● AIM
Every entry must be duplicated precisely as written.

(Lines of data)
.....

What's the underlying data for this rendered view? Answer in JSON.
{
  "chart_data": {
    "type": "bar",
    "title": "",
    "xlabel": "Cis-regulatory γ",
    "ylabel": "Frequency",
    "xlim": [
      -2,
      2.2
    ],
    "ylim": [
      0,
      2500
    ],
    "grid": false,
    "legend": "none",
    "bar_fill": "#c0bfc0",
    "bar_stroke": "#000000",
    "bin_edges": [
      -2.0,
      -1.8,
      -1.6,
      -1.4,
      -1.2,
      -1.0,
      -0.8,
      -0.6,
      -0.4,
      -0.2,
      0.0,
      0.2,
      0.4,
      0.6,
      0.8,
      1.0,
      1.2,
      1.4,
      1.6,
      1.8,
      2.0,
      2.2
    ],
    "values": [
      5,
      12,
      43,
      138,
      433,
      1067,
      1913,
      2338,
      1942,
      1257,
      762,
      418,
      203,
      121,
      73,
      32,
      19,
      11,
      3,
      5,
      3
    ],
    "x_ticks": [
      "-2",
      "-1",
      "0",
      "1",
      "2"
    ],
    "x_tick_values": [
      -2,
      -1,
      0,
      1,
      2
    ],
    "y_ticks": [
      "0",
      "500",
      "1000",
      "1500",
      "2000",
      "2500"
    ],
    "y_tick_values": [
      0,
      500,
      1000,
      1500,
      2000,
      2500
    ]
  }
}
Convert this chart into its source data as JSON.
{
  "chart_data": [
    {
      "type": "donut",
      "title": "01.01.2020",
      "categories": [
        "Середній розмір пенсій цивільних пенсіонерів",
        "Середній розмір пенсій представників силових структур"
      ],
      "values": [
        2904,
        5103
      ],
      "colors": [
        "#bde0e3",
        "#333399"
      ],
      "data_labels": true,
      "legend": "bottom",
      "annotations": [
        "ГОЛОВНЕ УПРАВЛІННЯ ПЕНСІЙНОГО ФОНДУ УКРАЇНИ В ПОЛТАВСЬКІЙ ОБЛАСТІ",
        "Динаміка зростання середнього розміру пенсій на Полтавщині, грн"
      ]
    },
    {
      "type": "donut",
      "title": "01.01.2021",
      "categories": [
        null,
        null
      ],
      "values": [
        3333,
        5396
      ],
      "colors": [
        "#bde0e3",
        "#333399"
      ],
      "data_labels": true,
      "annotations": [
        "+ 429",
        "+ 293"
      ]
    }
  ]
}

.....

● RESULT OF THIS TASK
What's the underlying data for this rendered view? Answer in JSON.
{
  "chart_data": {
    "type": "bar",
    "title": "",
    "xlabel": "Cis-regulatory γ",
    "ylabel": "Frequency",
    "xlim": [
      -2,
      2.2
    ],
    "ylim": [
      0,
      2500
    ],
    "grid": false,
    "legend": "none",
    "bar_fill": "#c0bfc0",
    "bar_stroke": "#000000",
    "bin_edges": [
      -2.0,
      -1.8,
      -1.6,
      -1.4,
      -1.2,
      -1.0,
      -0.8,
      -0.6,
      -0.4,
      -0.2,
      0.0,
      0.2,
      0.4,
      0.6,
      0.8,
      1.0,
      1.2,
      1.4,
      1.6,
      1.8,
      2.0,
      2.2
    ],
    "values": [
      5,
      12,
      43,
      138,
      433,
      1067,
      1913,
      2338,
      1942,
      1257,
      762,
      418,
      203,
      121,
      73,
      32,
      19,
      11,
      3,
      5,
      3
    ],
    "x_ticks": [
      "-2",
      "-1",
      "0",
      "1",
      "2"
    ],
    "x_tick_values": [
      -2,
      -1,
      0,
      1,
      2
    ],
    "y_ticks": [
      "0",
      "500",
      "1000",
      "1500",
      "2000",
      "2500"
    ],
    "y_tick_values": [
      0,
      500,
      1000,
      1500,
      2000,
      2500
    ]
  }
}
Convert this chart into its source data as JSON.
{
  "chart_data": [
    {
      "type": "donut",
      "title": "01.01.2020",
      "categories": [
        "Середній розмір пенсій цивільних пенсіонерів",
        "Середній розмір пенсій представників силових структур"
      ],
      "values": [
        2904,
        5103
      ],
      "colors": [
        "#bde0e3",
        "#333399"
      ],
      "data_labels": true,
      "legend": "bottom",
      "annotations": [
        "ГОЛОВНЕ УПРАВЛІННЯ ПЕНСІЙНОГО ФОНДУ УКРАЇНИ В ПОЛТАВСЬКІЙ ОБЛАСТІ",
        "Динаміка зростання середнього розміру пенсій на Полтавщині, грн"
      ]
    },
    {
      "type": "donut",
      "title": "01.01.2021",
      "categories": [
        null,
        null
      ],
      "values": [
        3333,
        5396
      ],
      "colors": [
        "#bde0e3",
        "#333399"
      ],
      "data_labels": true,
      "annotations": [
        "+ 429",
        "+ 293"
      ]
    }
  ]
}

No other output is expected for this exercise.